=== WHAT THE TASK REQUIRES ===
Locate each line containing the string "Intel" and copy it out.

=== MATERIAL FOR THIS TASK ===
_ _ _ _ _ _ _

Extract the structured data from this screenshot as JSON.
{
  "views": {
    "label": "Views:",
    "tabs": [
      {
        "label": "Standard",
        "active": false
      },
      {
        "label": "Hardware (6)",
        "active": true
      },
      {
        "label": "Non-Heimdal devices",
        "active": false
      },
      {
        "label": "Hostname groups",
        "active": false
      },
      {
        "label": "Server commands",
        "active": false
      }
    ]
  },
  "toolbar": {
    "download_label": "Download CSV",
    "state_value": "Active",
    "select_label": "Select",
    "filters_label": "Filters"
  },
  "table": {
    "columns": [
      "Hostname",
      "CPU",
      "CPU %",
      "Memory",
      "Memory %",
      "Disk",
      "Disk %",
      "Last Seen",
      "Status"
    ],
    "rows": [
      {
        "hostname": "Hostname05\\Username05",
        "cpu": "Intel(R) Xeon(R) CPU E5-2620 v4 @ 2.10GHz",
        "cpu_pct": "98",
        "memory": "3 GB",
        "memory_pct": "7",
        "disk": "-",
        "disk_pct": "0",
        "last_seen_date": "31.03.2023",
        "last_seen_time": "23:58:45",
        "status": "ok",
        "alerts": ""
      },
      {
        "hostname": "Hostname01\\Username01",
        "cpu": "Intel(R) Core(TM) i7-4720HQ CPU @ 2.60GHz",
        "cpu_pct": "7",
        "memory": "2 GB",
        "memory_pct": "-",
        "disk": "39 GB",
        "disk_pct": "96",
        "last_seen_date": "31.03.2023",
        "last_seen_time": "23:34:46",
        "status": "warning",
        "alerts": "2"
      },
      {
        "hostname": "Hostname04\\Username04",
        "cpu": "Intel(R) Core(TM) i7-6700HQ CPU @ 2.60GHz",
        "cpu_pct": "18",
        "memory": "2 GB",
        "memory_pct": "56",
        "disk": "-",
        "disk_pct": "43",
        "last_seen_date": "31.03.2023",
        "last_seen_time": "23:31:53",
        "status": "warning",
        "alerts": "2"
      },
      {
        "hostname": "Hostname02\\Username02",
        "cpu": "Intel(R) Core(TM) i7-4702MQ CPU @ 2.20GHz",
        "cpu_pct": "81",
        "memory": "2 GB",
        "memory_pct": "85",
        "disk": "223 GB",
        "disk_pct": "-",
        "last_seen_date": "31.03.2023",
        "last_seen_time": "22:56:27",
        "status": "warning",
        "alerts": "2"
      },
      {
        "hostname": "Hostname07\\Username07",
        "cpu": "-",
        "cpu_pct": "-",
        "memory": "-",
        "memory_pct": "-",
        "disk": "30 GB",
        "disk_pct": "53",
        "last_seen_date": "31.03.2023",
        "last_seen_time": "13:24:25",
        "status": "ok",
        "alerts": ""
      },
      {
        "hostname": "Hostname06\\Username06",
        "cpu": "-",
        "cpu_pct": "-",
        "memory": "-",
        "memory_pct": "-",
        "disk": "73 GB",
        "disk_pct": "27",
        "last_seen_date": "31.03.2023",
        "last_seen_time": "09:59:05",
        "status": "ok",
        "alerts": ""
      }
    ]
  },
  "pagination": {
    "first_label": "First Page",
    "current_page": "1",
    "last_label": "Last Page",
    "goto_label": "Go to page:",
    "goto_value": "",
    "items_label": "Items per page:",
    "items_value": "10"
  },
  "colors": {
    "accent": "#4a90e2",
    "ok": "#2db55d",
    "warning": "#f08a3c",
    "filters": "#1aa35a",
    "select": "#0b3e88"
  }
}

_ _ _ _ _ _ _

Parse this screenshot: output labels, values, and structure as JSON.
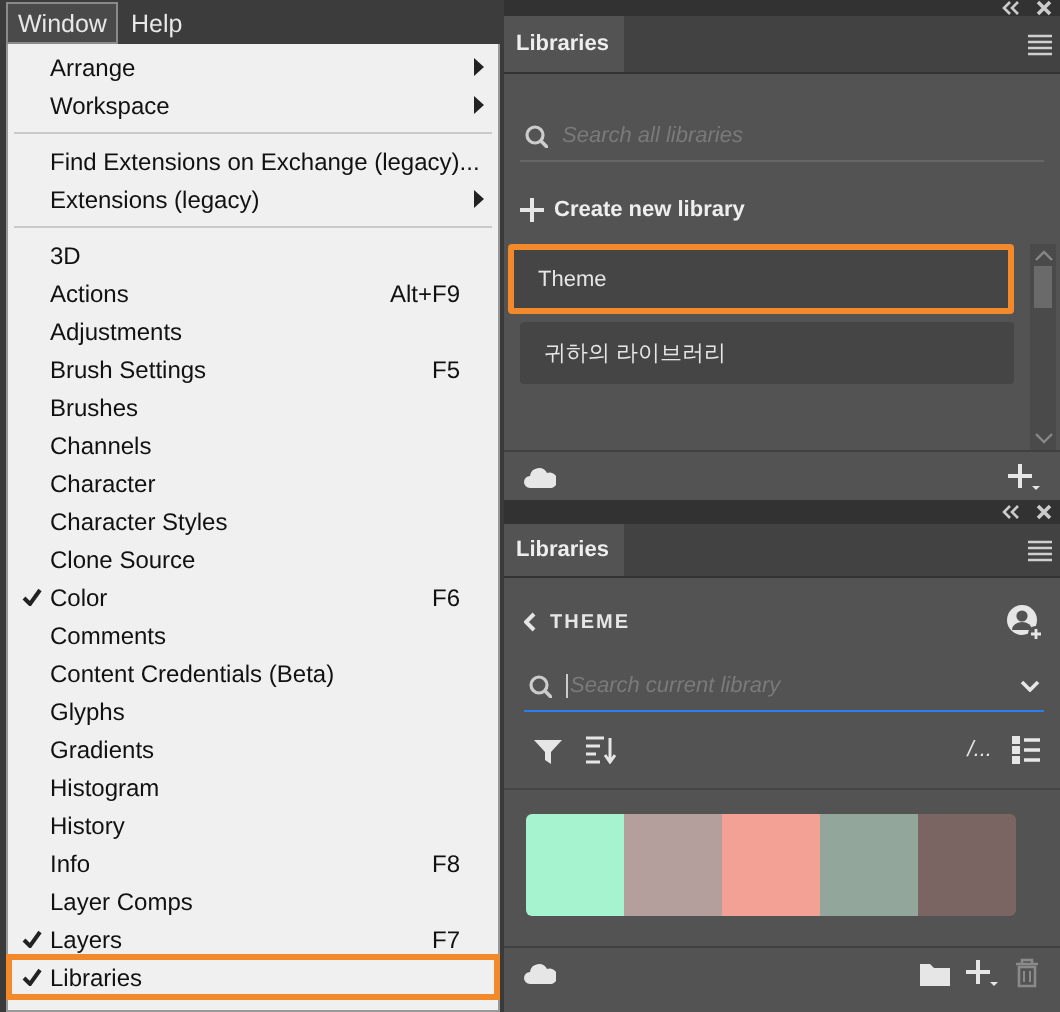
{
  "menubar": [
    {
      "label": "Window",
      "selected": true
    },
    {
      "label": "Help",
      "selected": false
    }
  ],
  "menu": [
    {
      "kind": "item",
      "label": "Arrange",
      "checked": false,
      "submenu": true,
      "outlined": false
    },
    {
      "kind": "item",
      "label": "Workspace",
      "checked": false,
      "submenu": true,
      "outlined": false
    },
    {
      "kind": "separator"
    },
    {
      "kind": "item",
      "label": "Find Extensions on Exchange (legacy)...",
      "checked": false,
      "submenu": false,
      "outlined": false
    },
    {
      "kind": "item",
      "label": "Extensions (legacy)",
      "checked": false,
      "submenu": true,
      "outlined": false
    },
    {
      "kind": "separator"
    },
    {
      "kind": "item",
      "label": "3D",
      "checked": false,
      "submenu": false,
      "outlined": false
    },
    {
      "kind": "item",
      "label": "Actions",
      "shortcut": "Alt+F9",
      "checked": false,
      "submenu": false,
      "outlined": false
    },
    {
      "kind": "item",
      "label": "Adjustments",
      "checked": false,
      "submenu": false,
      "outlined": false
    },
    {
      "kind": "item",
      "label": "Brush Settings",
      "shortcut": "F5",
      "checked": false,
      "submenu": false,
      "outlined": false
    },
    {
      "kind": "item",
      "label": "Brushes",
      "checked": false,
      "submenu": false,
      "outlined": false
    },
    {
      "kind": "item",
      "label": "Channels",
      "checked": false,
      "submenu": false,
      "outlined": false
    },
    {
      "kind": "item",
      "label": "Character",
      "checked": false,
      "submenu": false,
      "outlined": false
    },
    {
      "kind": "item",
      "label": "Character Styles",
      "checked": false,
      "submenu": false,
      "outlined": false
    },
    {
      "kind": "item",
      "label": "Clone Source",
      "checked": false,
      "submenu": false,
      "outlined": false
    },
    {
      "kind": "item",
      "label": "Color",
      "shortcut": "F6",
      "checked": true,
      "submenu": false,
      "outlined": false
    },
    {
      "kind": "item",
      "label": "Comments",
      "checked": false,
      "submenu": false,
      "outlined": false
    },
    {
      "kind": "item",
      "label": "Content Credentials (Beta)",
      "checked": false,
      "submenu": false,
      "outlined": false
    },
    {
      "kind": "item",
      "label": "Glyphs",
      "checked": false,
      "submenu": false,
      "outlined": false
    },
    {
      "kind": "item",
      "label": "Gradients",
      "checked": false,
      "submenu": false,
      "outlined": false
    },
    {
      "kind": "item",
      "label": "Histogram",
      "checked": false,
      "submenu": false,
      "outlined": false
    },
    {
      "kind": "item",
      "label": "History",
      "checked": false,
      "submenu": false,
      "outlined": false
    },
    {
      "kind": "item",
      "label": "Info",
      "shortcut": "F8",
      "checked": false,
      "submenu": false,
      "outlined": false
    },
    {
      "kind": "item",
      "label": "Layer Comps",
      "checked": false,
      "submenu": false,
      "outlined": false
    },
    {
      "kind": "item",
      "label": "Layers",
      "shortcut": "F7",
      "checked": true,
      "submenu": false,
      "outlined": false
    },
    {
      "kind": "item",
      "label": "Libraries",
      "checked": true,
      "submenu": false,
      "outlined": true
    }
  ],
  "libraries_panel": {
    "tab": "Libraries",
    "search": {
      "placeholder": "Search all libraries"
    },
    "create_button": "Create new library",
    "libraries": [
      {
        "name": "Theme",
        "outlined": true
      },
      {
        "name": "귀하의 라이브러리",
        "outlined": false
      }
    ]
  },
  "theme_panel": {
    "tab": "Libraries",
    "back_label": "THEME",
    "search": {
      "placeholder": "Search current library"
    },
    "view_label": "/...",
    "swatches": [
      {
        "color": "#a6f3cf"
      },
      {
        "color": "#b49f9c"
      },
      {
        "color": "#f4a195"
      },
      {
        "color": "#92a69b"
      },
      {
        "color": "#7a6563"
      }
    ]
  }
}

_ _ _ _ _ _ _

=== WRITTEN RESPONSE ===
        "cpu": "Intel(R) Xeon(R) CPU E5-2620 v4 @ 2.10GHz",
        "cpu": "Intel(R) Core(TM) i7-4720HQ CPU @ 2.60GHz",
        "cpu": "Intel(R) Core(TM) i7-6700HQ CPU @ 2.60GHz",
        "cpu": "Intel(R) Core(TM) i7-4702MQ CPU @ 2.20GHz",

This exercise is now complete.